**Dataset content:**
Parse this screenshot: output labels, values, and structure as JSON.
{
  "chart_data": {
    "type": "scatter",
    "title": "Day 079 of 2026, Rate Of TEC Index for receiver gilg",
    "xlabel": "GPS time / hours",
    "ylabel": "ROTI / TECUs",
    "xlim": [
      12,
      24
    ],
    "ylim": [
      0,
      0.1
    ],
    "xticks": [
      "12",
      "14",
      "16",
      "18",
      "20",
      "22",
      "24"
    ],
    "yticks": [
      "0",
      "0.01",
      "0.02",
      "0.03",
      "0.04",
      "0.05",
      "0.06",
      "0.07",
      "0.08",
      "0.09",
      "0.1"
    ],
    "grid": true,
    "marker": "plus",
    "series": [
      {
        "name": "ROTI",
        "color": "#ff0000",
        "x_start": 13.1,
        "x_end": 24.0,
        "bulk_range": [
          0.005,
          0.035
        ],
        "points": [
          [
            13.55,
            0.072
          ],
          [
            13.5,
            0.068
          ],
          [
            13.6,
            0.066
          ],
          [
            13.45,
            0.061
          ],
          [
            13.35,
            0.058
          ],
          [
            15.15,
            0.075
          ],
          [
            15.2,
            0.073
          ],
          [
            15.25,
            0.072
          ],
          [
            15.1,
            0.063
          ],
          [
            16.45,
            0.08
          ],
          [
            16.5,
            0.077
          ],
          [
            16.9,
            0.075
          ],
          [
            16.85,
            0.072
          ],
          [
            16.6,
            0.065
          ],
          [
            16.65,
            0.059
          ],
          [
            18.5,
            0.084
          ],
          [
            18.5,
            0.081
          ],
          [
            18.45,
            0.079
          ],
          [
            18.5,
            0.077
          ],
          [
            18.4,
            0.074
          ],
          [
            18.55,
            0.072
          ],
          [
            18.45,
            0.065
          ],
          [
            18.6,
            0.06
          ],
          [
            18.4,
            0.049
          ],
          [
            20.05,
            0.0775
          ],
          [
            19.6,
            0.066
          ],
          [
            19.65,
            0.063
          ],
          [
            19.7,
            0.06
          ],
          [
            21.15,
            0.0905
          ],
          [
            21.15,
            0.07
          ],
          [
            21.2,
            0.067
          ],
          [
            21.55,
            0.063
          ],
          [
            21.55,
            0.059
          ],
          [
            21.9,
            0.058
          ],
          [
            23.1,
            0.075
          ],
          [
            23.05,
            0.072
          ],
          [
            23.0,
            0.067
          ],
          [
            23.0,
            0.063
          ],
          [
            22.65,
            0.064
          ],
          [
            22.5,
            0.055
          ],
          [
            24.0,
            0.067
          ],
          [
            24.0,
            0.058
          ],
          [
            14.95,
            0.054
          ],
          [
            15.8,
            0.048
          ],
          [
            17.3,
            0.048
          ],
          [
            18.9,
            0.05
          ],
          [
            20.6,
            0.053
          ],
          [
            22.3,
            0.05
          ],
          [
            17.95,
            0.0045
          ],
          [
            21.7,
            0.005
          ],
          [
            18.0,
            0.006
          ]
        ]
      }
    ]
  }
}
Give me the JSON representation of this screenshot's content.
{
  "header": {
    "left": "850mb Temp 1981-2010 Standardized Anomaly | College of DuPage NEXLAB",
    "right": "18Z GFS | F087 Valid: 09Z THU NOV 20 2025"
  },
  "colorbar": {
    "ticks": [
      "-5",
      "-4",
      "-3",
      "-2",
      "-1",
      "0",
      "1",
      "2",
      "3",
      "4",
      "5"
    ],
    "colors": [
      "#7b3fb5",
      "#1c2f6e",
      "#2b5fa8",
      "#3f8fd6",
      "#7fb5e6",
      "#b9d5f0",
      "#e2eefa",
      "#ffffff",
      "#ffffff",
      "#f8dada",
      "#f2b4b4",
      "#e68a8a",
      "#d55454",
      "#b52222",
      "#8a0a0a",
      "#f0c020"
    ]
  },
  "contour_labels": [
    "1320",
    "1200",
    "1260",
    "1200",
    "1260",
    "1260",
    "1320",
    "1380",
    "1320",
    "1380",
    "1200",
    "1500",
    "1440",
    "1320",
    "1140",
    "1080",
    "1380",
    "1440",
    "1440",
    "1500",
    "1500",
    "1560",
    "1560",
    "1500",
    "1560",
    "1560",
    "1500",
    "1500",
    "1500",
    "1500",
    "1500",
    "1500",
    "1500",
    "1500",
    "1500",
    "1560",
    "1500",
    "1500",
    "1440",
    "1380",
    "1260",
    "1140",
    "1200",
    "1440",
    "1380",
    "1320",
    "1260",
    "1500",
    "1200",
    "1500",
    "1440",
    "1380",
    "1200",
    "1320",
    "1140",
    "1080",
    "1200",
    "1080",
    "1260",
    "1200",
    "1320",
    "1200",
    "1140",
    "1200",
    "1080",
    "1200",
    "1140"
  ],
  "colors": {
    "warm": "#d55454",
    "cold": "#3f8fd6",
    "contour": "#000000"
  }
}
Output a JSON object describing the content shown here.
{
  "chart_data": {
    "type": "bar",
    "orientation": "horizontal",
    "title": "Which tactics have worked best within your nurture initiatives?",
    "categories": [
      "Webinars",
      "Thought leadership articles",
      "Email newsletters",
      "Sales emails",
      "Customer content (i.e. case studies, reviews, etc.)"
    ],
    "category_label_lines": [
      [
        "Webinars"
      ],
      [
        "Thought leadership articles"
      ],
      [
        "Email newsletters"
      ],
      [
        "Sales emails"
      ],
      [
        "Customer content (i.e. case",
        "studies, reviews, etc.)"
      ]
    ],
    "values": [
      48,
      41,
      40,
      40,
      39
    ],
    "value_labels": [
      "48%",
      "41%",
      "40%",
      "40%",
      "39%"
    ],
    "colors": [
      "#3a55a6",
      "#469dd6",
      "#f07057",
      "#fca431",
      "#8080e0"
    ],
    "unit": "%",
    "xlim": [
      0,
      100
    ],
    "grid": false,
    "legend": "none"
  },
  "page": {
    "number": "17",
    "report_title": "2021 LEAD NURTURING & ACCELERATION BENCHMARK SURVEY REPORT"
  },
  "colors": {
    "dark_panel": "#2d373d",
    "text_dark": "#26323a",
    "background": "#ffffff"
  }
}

**Task goal:**
Copy each line of the listing that includes "reviews".

**Finished answer:**
      "Customer content (i.e. case studies, reviews, etc.)"
        "studies, reviews, etc.)"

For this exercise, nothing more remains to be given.